» The problem:
Read the lines below. Copy out any that hold the string "page".

» Material for this exercise:
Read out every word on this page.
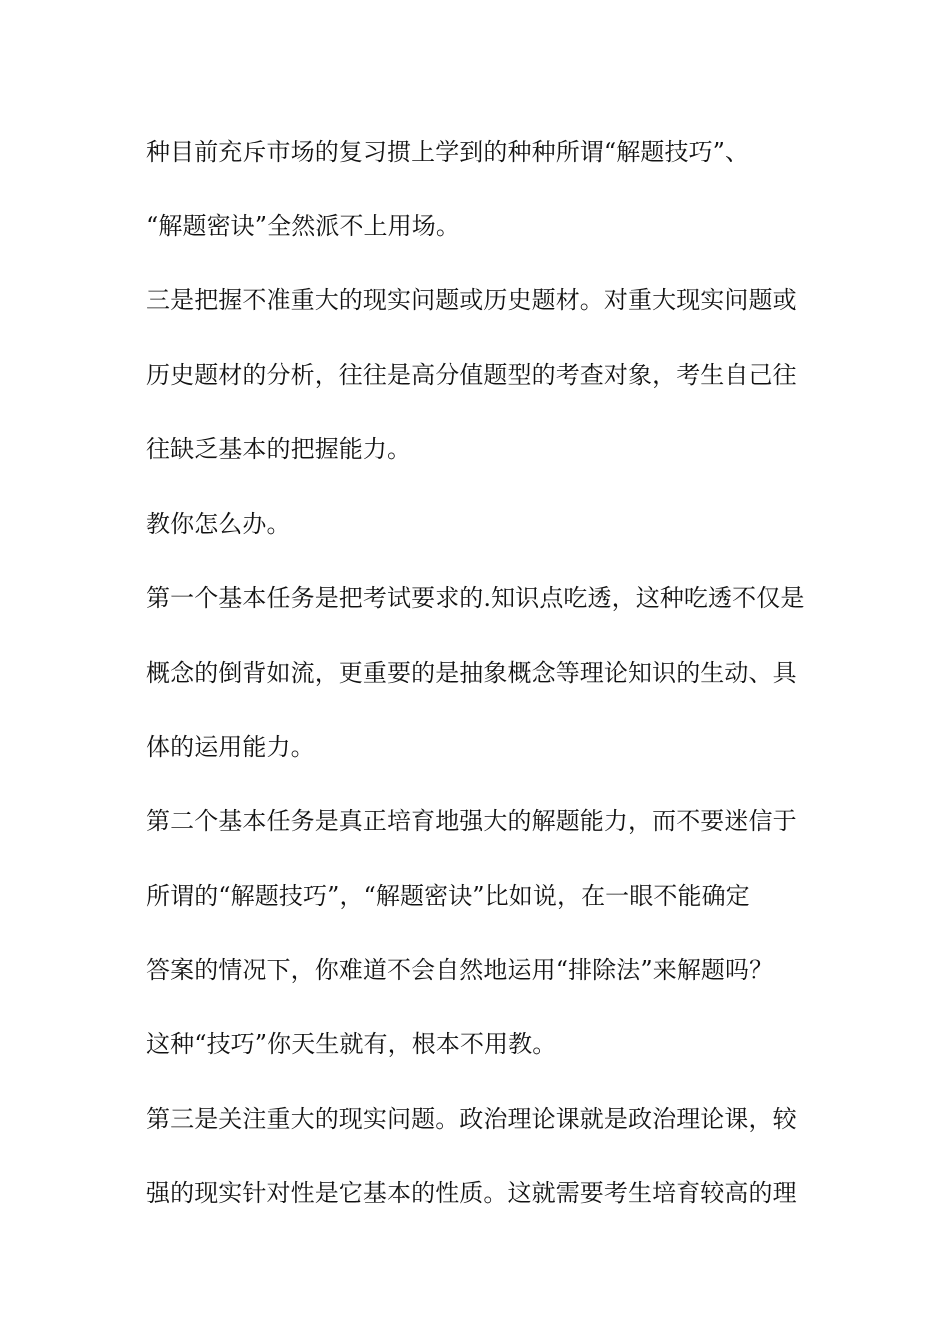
种目前充斥市场的复习掼上学到的种种所谓“解题技巧”、

“解题密诀”全然派不上用场。

三是把握不准重大的现实问题或历史题材。对重大现实问题或

历史题材的分析，往往是高分值题型的考查对象，考生自己往

往缺乏基本的把握能力。

教你怎么办。

第一个基本任务是把考试要求的.知识点吃透，这种吃透不仅是

概念的倒背如流，更重要的是抽象概念等理论知识的生动、具

体的运用能力。

第二个基本任务是真正培育地强大的解题能力，而不要迷信于

所谓的“解题技巧”，“解题密诀”比如说，在一眼不能确定

答案的情况下，你难道不会自然地运用“排除法”来解题吗？

这种“技巧”你天生就有，根本不用教。

第三是关注重大的现实问题。政治理论课就是政治理论课，较

强的现实针对性是它基本的性质。这就需要考生培育较高的理
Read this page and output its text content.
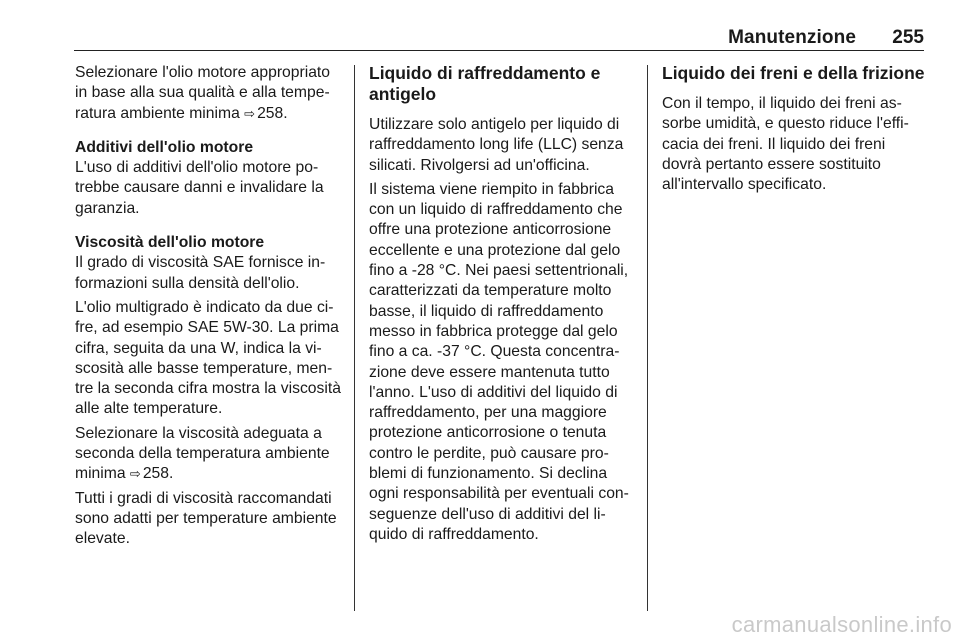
Manutenzione 255

Selezionare l'olio motore appropriato in base alla sua qualità e alla temperatura ambiente minima ⇨ 258.

Additivi dell'olio motore

L'uso di additivi dell'olio motore potrebbe causare danni e invalidare la garanzia.

Viscosità dell'olio motore

Il grado di viscosità SAE fornisce informazioni sulla densità dell'olio.

L'olio multigrado è indicato da due cifre, ad esempio SAE 5W-30. La prima cifra, seguita da una W, indica la viscosità alle basse temperature, mentre la seconda cifra mostra la viscosità alle alte temperature.

Selezionare la viscosità adeguata a seconda della temperatura ambiente minima ⇨ 258.

Tutti i gradi di viscosità raccomandati sono adatti per temperature ambiente elevate.

Liquido di raffreddamento e antigelo

Utilizzare solo antigelo per liquido di raffreddamento long life (LLC) senza silicati. Rivolgersi ad un'officina.

Il sistema viene riempito in fabbrica con un liquido di raffreddamento che offre una protezione anticorrosione eccellente e una protezione dal gelo fino a -28 °C. Nei paesi settentrionali, caratterizzati da temperature molto basse, il liquido di raffreddamento messo in fabbrica protegge dal gelo fino a ca. -37 °C. Questa concentrazione deve essere mantenuta tutto l'anno. L'uso di additivi del liquido di raffreddamento, per una maggiore protezione anticorrosione o tenuta contro le perdite, può causare problemi di funzionamento. Si declina ogni responsabilità per eventuali conseguenze dell'uso di additivi del liquido di raffreddamento.

Liquido dei freni e della frizione

Con il tempo, il liquido dei freni assorbe umidità, e questo riduce l'efficacia dei freni. Il liquido dei freni dovrà pertanto essere sostituito all'intervallo specificato.

carmanualsonline.info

» Finished exercise:
Read out every word on this page.
Read this page and output its text content.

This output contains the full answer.